# Start of Data for this exercise

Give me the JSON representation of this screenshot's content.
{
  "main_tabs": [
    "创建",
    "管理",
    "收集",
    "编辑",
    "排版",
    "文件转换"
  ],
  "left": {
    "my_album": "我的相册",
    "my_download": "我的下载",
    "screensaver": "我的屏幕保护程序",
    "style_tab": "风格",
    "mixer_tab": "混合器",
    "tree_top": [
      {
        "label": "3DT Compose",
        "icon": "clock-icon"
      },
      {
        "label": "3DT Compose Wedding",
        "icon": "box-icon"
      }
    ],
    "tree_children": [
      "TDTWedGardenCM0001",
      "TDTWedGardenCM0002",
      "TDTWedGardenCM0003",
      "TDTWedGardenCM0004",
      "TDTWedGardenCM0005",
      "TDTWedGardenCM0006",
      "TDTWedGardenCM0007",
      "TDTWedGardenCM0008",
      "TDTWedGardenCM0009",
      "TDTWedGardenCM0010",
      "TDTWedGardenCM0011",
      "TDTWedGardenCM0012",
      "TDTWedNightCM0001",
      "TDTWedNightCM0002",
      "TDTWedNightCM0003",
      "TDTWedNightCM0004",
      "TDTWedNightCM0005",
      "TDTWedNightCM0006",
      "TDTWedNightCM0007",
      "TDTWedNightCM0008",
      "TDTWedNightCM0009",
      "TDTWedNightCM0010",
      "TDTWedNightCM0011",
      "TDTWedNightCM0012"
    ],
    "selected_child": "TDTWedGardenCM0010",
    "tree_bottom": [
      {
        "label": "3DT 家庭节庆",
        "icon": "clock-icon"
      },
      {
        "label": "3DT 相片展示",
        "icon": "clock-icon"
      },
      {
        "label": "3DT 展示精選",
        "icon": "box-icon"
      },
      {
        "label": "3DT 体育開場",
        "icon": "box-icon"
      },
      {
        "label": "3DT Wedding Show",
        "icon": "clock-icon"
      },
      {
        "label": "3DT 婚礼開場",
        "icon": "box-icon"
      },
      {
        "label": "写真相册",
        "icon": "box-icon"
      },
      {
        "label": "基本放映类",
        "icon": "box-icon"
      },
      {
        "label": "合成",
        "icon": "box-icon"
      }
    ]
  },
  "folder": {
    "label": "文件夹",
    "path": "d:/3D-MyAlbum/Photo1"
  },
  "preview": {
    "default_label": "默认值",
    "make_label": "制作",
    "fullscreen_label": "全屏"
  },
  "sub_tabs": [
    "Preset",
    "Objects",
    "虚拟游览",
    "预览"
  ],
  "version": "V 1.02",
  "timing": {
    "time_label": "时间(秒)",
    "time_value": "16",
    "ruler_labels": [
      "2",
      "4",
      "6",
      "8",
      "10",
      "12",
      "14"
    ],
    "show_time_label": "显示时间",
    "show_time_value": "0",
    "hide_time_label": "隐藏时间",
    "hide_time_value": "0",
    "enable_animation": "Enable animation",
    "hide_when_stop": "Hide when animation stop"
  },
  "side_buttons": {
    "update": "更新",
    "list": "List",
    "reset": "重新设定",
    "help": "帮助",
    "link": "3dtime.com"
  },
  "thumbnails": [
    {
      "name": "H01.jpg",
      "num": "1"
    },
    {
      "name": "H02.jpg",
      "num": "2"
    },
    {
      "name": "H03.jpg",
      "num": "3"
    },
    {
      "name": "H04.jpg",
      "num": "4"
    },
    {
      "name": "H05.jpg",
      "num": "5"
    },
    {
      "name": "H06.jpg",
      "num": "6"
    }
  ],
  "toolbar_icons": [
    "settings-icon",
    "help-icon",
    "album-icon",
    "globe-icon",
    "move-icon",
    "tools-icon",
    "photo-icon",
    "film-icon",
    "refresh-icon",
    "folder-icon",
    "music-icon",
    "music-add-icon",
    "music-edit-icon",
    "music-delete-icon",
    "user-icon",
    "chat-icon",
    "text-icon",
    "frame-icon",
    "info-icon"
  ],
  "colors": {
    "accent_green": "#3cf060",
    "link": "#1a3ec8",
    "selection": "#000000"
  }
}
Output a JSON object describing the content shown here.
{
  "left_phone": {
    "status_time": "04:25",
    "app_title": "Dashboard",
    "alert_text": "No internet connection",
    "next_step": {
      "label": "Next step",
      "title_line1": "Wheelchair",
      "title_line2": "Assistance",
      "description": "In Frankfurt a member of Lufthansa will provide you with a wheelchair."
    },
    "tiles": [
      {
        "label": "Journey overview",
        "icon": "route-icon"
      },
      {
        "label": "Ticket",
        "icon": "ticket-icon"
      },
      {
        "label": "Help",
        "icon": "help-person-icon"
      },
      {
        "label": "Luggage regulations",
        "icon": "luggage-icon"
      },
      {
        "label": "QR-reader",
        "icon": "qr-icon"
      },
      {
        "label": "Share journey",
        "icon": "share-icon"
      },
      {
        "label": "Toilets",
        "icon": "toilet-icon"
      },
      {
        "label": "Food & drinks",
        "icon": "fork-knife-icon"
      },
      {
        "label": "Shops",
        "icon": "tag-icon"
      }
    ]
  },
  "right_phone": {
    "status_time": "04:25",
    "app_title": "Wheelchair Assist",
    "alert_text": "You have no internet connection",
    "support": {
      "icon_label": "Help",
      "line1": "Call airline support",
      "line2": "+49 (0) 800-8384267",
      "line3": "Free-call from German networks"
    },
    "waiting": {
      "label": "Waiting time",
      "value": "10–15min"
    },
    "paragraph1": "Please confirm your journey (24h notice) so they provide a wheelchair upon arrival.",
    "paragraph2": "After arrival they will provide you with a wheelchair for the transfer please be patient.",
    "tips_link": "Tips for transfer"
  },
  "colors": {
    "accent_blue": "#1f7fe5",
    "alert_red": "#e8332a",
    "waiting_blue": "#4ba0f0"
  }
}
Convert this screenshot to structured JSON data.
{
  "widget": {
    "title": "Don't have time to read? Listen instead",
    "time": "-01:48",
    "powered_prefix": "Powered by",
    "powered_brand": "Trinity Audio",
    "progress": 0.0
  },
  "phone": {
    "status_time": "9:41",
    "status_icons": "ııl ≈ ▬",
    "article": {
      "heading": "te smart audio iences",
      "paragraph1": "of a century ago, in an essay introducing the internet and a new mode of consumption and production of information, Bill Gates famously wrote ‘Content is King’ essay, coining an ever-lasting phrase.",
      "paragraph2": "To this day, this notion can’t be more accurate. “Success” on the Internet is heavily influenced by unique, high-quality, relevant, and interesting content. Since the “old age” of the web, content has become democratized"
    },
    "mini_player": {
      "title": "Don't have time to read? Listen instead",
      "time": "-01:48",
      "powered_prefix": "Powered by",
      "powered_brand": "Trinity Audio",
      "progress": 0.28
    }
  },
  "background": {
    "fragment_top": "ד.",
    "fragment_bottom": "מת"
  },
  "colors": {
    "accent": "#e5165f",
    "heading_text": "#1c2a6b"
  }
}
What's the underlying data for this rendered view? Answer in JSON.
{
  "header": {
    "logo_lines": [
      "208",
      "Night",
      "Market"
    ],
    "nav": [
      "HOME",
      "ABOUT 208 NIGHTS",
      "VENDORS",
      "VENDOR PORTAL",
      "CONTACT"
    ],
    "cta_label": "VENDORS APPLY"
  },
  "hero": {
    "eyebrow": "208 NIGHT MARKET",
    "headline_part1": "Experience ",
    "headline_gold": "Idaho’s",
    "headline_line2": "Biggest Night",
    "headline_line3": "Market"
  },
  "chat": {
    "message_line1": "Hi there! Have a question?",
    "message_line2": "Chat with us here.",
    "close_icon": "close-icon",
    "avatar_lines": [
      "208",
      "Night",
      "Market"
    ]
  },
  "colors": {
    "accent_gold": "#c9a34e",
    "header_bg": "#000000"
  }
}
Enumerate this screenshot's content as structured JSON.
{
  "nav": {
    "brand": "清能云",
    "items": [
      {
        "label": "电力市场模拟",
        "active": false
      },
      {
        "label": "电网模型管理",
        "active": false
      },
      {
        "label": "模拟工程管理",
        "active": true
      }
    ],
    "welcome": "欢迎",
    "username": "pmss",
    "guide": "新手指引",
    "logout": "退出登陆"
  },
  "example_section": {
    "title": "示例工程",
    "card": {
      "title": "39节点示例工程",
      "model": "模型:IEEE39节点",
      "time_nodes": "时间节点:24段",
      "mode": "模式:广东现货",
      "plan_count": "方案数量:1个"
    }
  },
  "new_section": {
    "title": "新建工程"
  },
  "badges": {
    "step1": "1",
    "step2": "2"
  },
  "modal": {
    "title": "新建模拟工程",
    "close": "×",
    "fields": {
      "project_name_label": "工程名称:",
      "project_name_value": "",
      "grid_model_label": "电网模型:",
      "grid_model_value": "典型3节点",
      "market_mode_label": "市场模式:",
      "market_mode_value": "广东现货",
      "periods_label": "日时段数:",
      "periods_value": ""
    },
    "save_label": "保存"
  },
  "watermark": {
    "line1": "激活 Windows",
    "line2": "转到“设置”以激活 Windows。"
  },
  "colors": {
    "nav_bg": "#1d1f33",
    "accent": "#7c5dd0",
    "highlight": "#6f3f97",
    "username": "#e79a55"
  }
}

# End of Data for this exercise

**Exercise objective**
Retype only the lines running from the line with "Enumerate this screenshot's" to the end of the listing, including both of those lines.

**Output of the exercise**
Enumerate this screenshot's content as structured JSON.
{
  "nav": {
    "brand": "清能云",
    "items": [
      {
        "label": "电力市场模拟",
        "active": false
      },
      {
        "label": "电网模型管理",
        "active": false
      },
      {
        "label": "模拟工程管理",
        "active": true
      }
    ],
    "welcome": "欢迎",
    "username": "pmss",
    "guide": "新手指引",
    "logout": "退出登陆"
  },
  "example_section": {
    "title": "示例工程",
    "card": {
      "title": "39节点示例工程",
      "model": "模型:IEEE39节点",
      "time_nodes": "时间节点:24段",
      "mode": "模式:广东现货",
      "plan_count": "方案数量:1个"
    }
  },
  "new_section": {
    "title": "新建工程"
  },
  "badges": {
    "step1": "1",
    "step2": "2"
  },
  "modal": {
    "title": "新建模拟工程",
    "close": "×",
    "fields": {
      "project_name_label": "工程名称:",
      "project_name_value": "",
      "grid_model_label": "电网模型:",
      "grid_model_value": "典型3节点",
      "market_mode_label": "市场模式:",
      "market_mode_value": "广东现货",
      "periods_label": "日时段数:",
      "periods_value": ""
    },
    "save_label": "保存"
  },
  "watermark": {
    "line1": "激活 Windows",
    "line2": "转到“设置”以激活 Windows。"
  },
  "colors": {
    "nav_bg": "#1d1f33",
    "accent": "#7c5dd0",
    "highlight": "#6f3f97",
    "username": "#e79a55"
  }
}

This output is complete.